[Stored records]
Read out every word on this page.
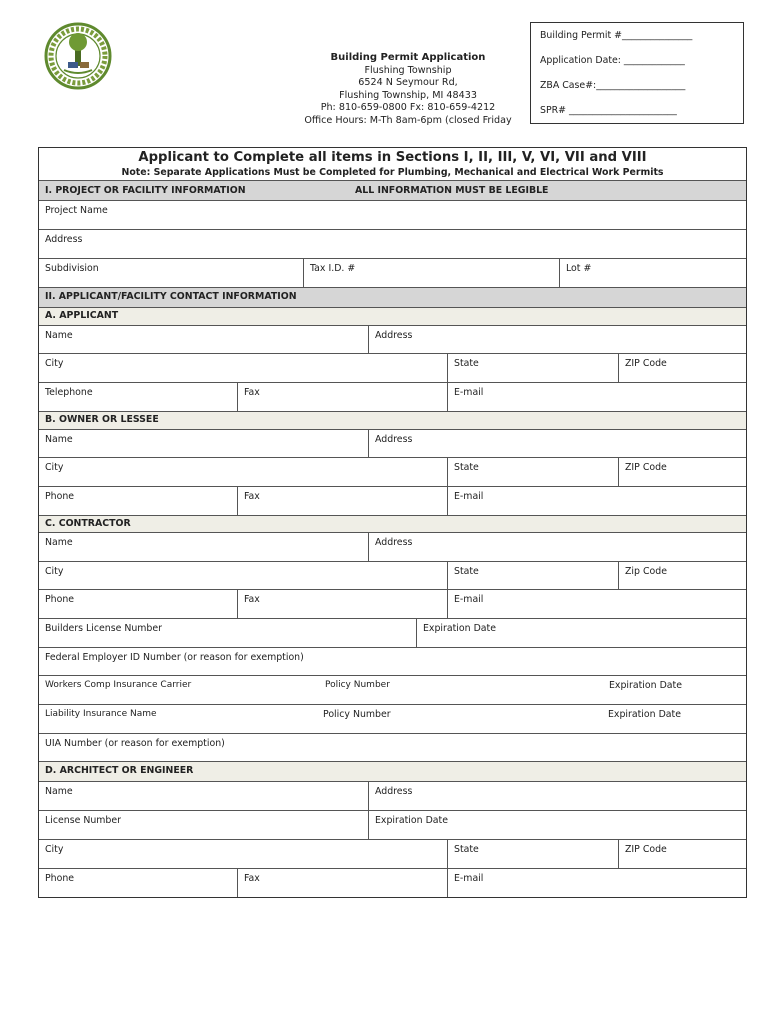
Building Permit Application
Flushing Township
6524 N Seymour Rd,
Flushing Township, MI 48433
Ph: 810-659-0800 Fx: 810-659-4212
Office Hours: M-Th 8am-6pm (closed Friday
Building Permit #_______________
Application Date: _____________
ZBA Case#:___________________
SPR# _______________________
Applicant to Complete all items in Sections I, II, III, V, VI, VII and VIII
Note: Separate Applications Must be Completed for Plumbing, Mechanical and Electrical Work Permits
I. PROJECT OR FACILITY INFORMATION	ALL INFORMATION MUST BE LEGIBLE
Project Name
Address
Subdivision	Tax I.D. #	Lot #
II. APPLICANT/FACILITY CONTACT INFORMATION
A. APPLICANT
Name	Address
City	State	ZIP Code
Telephone	Fax	E-mail
B. OWNER OR LESSEE
Name	Address
City	State	ZIP Code
Phone	Fax	E-mail
C. CONTRACTOR
Name	Address
City	State	Zip Code
Phone	Fax	E-mail
Builders License Number	Expiration Date
Federal Employer ID Number (or reason for exemption)
Workers Comp Insurance Carrier	Policy Number	Expiration Date
Liability Insurance Name	Policy Number	Expiration Date
UIA Number (or reason for exemption)
D. ARCHITECT OR ENGINEER
Name	Address
License Number	Expiration Date
City	State	ZIP Code
Phone	Fax	E-mail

Directive: Each line of the data is to be duplicated exactly; pictures stay out of the copy.

Answer below:
Read out every word on this page.
Building Permit Application
Flushing Township
6524 N Seymour Rd,
Flushing Township, MI 48433
Ph: 810-659-0800 Fx: 810-659-4212
Office Hours: M-Th 8am-6pm (closed Friday
Building Permit #_______________
Application Date: _____________
ZBA Case#:___________________
SPR# _______________________
Applicant to Complete all items in Sections I, II, III, V, VI, VII and VIII
Note: Separate Applications Must be Completed for Plumbing, Mechanical and Electrical Work Permits
I. PROJECT OR FACILITY INFORMATION	ALL INFORMATION MUST BE LEGIBLE
Project Name
Address
Subdivision	Tax I.D. #	Lot #
II. APPLICANT/FACILITY CONTACT INFORMATION
A. APPLICANT
Name	Address
City	State	ZIP Code
Telephone	Fax	E-mail
B. OWNER OR LESSEE
Name	Address
City	State	ZIP Code
Phone	Fax	E-mail
C. CONTRACTOR
Name	Address
City	State	Zip Code
Phone	Fax	E-mail
Builders License Number	Expiration Date
Federal Employer ID Number (or reason for exemption)
Workers Comp Insurance Carrier	Policy Number	Expiration Date
Liability Insurance Name	Policy Number	Expiration Date
UIA Number (or reason for exemption)
D. ARCHITECT OR ENGINEER
Name	Address
License Number	Expiration Date
City	State	ZIP Code
Phone	Fax	E-mail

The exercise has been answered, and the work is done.